Texte fourni:
.....

Prise et Reprise - Kierkegaard au cinéma

A la lecture de La Reprise [1] de Kierkegaard, on ne peut s’empêcher de penser à certaines obsessions du cinéma. Pour le dire vite, la reprise est un geste par lequel l’homme, en reprenant des événements de sa vie passée, se reprend lui-même et affirme sa liberté devant Dieu. L’auteur compare et oppose la reprise au souvenir : comme la réminiscence que les Grecs rapprochaient du savoir, la reprise est une manière de reconnaître dans le présent le recommencement d’un temps qui semblait perdu. Mais à la différence du souvenir, hors du monde et nécessairement tourné vers le passé, la reprise est une manière, dans le présent, de se tourner vers l’avenir. En s'appuyant sur ce que Stanley Cavell appelait « la projection du monde », voici trois raisons pour lesquelles il peut être intéressant de faire dialoguer cette idée avec le cinéma.

Première chose : à propos du cinéma, il est possible de partir du même présupposé que K. dans ses observations, par exemple à travers l’étude d’une relation amoureuse impossible dès son commencement. A savoir que, par l’action du temps, tout est toujours en train de se perdre, tout est toujours déjà perdu. C’est de cette manière que Stanley Cavell parle du cinéma. Le film projeté sur un écran nous restitue le monde en le vidant de sa présence – c’est-à-dire à la fois de sa réalité et de son inscription dans le présent. Il n’y a pas de chose telle que la prise : ce que nous voyons dans le plan n’est toujours qu’un souvenir, qu’une trace d’un monde absent et passé, d’un monde perdu. On arrive toujours trop tard, et l’enjeu, pour le spectateur d’un film comme pour le narrateur de La Reprise, de retrouver un temps perdu.

.....

Données brutes:
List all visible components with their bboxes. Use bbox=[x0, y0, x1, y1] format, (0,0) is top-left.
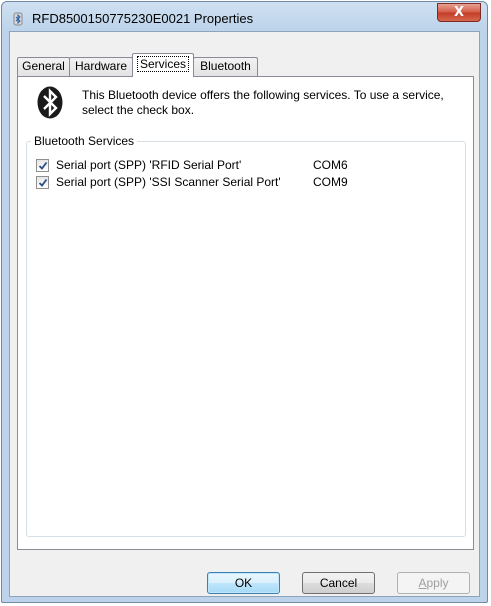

.....

Consigne: Poursuivez le texte consacré à La Reprise de Kierkegaard et au cinéma, à partir de sa dernière phrase.

Réponse:
Second point : le livre de K. met la relation amoureuse au cœur de cette quête de la reprise. Le narrateur devient le confident d’un jeune homme, sorte de double de l’auteur, engagé avec une jeune fille dont il se dit éperdument amoureux. Mais il s’aperçoit très vite qu'il y a une part de fausseté narcissique dans son exaltation de l’être aimé, si bien que son amour se transforme en torture, et que la possibilité du mariage s’éloigne. Les affres du sentiment amoureux deviennent pour le narrateur une image de cette périlleuse quête de la reprise, qui se dérobe à mesure qu’on essaie de l’envisager : le mariage n’est évoqué qu’en traversant le spectre de la rupture.  C’est à nouveau Stanley Cavell qui a théorisé cette idée dans son essai Pursuits of Happiness faisant de célèbres comédies hollywoodiennes des années 30 et 40 des « comédies de remariage ». Autrement dit des comédie où le mariage n’est pas conçu comme une union découlant d’une rencontre entre deux personnages, mais comme une union découlant d’une séparation entre ces deux mêmes personnages (c’est par exemple le « mur de Jéricho », sous la forme d’une couverture séparant le couple, dans une fameuse scène de It happened one night de Capra). Le véritable amour n’est jamais spontané : il résulte d’un retour sur soi-même et d’un perfectionnement des sentiments[2].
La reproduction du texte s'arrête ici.